Set problem – Copy out each line exactly; pictures stay out of the copy.

(Figure record listings)
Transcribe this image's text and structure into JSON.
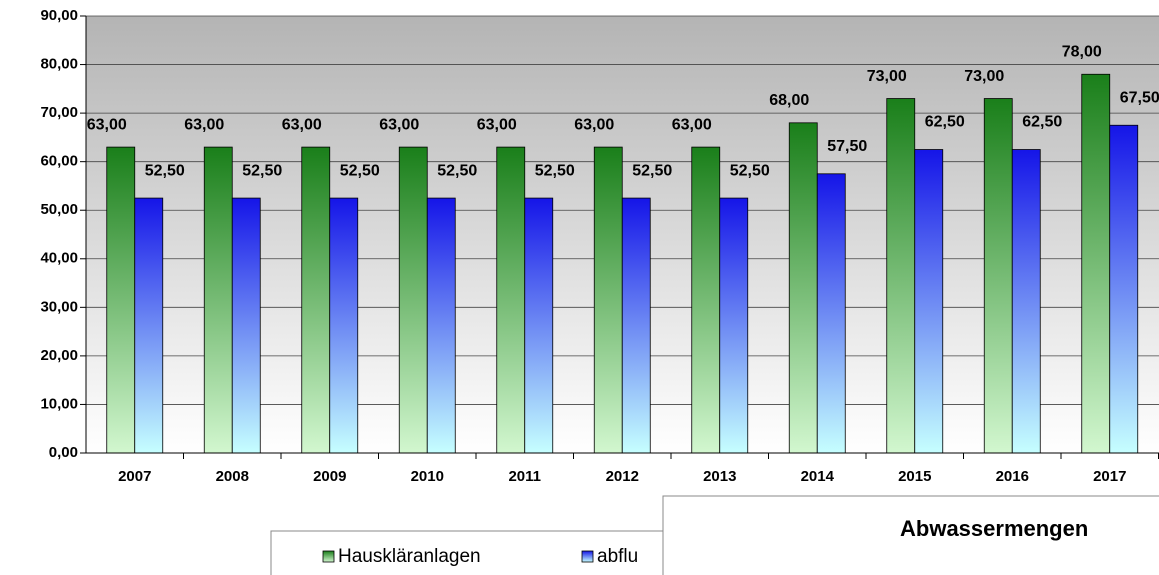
{
  "chart_data": {
    "type": "bar",
    "title": "Abwassermengen",
    "categories": [
      "2007",
      "2008",
      "2009",
      "2010",
      "2011",
      "2012",
      "2013",
      "2014",
      "2015",
      "2016",
      "2017"
    ],
    "series": [
      {
        "name": "Hauskläranlagen",
        "color": "#1a7f1a",
        "values": [
          63,
          63,
          63,
          63,
          63,
          63,
          63,
          68,
          73,
          73,
          78
        ],
        "value_labels": [
          "63,00",
          "63,00",
          "63,00",
          "63,00",
          "63,00",
          "63,00",
          "63,00",
          "68,00",
          "73,00",
          "73,00",
          "78,00"
        ]
      },
      {
        "name": "abflu",
        "color": "#1515e8",
        "values": [
          52.5,
          52.5,
          52.5,
          52.5,
          52.5,
          52.5,
          52.5,
          57.5,
          62.5,
          62.5,
          67.5
        ],
        "value_labels": [
          "52,50",
          "52,50",
          "52,50",
          "52,50",
          "52,50",
          "52,50",
          "52,50",
          "57,50",
          "62,50",
          "62,50",
          "67,50"
        ]
      }
    ],
    "ylim": [
      0,
      90
    ],
    "yticks": [
      {
        "value": 0,
        "label": "0,00"
      },
      {
        "value": 10,
        "label": "10,00"
      },
      {
        "value": 20,
        "label": "20,00"
      },
      {
        "value": 30,
        "label": "30,00"
      },
      {
        "value": 40,
        "label": "40,00"
      },
      {
        "value": 50,
        "label": "50,00"
      },
      {
        "value": 60,
        "label": "60,00"
      },
      {
        "value": 70,
        "label": "70,00"
      },
      {
        "value": 80,
        "label": "80,00"
      },
      {
        "value": 90,
        "label": "90,00"
      }
    ],
    "grid": true
  }
}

Result of the task –
Transcribe this image's text and structure into JSON.
{
  "chart_data": {
    "type": "bar",
    "title": "Abwassermengen",
    "categories": [
      "2007",
      "2008",
      "2009",
      "2010",
      "2011",
      "2012",
      "2013",
      "2014",
      "2015",
      "2016",
      "2017"
    ],
    "series": [
      {
        "name": "Hauskläranlagen",
        "color": "#1a7f1a",
        "values": [
          63,
          63,
          63,
          63,
          63,
          63,
          63,
          68,
          73,
          73,
          78
        ],
        "value_labels": [
          "63,00",
          "63,00",
          "63,00",
          "63,00",
          "63,00",
          "63,00",
          "63,00",
          "68,00",
          "73,00",
          "73,00",
          "78,00"
        ]
      },
      {
        "name": "abflu",
        "color": "#1515e8",
        "values": [
          52.5,
          52.5,
          52.5,
          52.5,
          52.5,
          52.5,
          52.5,
          57.5,
          62.5,
          62.5,
          67.5
        ],
        "value_labels": [
          "52,50",
          "52,50",
          "52,50",
          "52,50",
          "52,50",
          "52,50",
          "52,50",
          "57,50",
          "62,50",
          "62,50",
          "67,50"
        ]
      }
    ],
    "ylim": [
      0,
      90
    ],
    "yticks": [
      {
        "value": 0,
        "label": "0,00"
      },
      {
        "value": 10,
        "label": "10,00"
      },
      {
        "value": 20,
        "label": "20,00"
      },
      {
        "value": 30,
        "label": "30,00"
      },
      {
        "value": 40,
        "label": "40,00"
      },
      {
        "value": 50,
        "label": "50,00"
      },
      {
        "value": 60,
        "label": "60,00"
      },
      {
        "value": 70,
        "label": "70,00"
      },
      {
        "value": 80,
        "label": "80,00"
      },
      {
        "value": 90,
        "label": "90,00"
      }
    ],
    "grid": true
  }
}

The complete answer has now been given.